──────── RECORDS FOR THIS TASK

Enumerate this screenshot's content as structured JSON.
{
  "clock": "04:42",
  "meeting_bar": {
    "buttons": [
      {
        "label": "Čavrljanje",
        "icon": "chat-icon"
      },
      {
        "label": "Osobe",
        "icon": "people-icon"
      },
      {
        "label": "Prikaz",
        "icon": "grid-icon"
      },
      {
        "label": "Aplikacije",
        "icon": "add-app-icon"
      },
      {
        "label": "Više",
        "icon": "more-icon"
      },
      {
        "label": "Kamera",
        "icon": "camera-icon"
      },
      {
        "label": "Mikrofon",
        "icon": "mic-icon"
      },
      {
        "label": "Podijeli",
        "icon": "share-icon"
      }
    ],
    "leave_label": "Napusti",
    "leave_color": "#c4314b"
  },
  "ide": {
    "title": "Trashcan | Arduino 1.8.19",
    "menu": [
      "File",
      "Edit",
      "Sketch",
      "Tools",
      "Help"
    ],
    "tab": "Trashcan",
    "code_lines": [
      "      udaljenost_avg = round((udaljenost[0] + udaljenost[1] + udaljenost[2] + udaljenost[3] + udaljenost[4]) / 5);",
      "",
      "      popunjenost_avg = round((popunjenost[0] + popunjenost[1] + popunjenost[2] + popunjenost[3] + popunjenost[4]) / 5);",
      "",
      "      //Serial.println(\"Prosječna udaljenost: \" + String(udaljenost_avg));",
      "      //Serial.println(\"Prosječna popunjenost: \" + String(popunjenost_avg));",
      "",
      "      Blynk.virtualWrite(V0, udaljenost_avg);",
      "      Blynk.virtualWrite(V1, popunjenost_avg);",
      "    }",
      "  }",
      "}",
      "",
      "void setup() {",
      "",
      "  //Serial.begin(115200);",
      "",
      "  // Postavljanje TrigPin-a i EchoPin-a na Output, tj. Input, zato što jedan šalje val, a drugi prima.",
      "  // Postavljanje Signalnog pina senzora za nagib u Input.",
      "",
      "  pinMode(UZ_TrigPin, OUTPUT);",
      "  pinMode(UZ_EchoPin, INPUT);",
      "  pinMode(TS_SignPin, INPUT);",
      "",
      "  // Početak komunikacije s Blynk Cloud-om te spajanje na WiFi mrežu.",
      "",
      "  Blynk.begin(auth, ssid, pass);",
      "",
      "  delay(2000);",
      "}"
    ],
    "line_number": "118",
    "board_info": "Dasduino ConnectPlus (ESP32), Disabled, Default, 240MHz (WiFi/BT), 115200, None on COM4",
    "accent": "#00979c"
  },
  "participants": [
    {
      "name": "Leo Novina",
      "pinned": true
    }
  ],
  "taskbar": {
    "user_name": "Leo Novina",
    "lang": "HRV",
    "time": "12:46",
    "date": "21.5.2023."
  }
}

────────────────

→ REQUEST
Produce an exact copy of all the records.

→ COMPLETE OUTPUT
Enumerate this screenshot's content as structured JSON.
{
  "clock": "04:42",
  "meeting_bar": {
    "buttons": [
      {
        "label": "Čavrljanje",
        "icon": "chat-icon"
      },
      {
        "label": "Osobe",
        "icon": "people-icon"
      },
      {
        "label": "Prikaz",
        "icon": "grid-icon"
      },
      {
        "label": "Aplikacije",
        "icon": "add-app-icon"
      },
      {
        "label": "Više",
        "icon": "more-icon"
      },
      {
        "label": "Kamera",
        "icon": "camera-icon"
      },
      {
        "label": "Mikrofon",
        "icon": "mic-icon"
      },
      {
        "label": "Podijeli",
        "icon": "share-icon"
      }
    ],
    "leave_label": "Napusti",
    "leave_color": "#c4314b"
  },
  "ide": {
    "title": "Trashcan | Arduino 1.8.19",
    "menu": [
      "File",
      "Edit",
      "Sketch",
      "Tools",
      "Help"
    ],
    "tab": "Trashcan",
    "code_lines": [
      "      udaljenost_avg = round((udaljenost[0] + udaljenost[1] + udaljenost[2] + udaljenost[3] + udaljenost[4]) / 5);",
      "",
      "      popunjenost_avg = round((popunjenost[0] + popunjenost[1] + popunjenost[2] + popunjenost[3] + popunjenost[4]) / 5);",
      "",
      "      //Serial.println(\"Prosječna udaljenost: \" + String(udaljenost_avg));",
      "      //Serial.println(\"Prosječna popunjenost: \" + String(popunjenost_avg));",
      "",
      "      Blynk.virtualWrite(V0, udaljenost_avg);",
      "      Blynk.virtualWrite(V1, popunjenost_avg);",
      "    }",
      "  }",
      "}",
      "",
      "void setup() {",
      "",
      "  //Serial.begin(115200);",
      "",
      "  // Postavljanje TrigPin-a i EchoPin-a na Output, tj. Input, zato što jedan šalje val, a drugi prima.",
      "  // Postavljanje Signalnog pina senzora za nagib u Input.",
      "",
      "  pinMode(UZ_TrigPin, OUTPUT);",
      "  pinMode(UZ_EchoPin, INPUT);",
      "  pinMode(TS_SignPin, INPUT);",
      "",
      "  // Početak komunikacije s Blynk Cloud-om te spajanje na WiFi mrežu.",
      "",
      "  Blynk.begin(auth, ssid, pass);",
      "",
      "  delay(2000);",
      "}"
    ],
    "line_number": "118",
    "board_info": "Dasduino ConnectPlus (ESP32), Disabled, Default, 240MHz (WiFi/BT), 115200, None on COM4",
    "accent": "#00979c"
  },
  "participants": [
    {
      "name": "Leo Novina",
      "pinned": true
    }
  ],
  "taskbar": {
    "user_name": "Leo Novina",
    "lang": "HRV",
    "time": "12:46",
    "date": "21.5.2023."
  }
}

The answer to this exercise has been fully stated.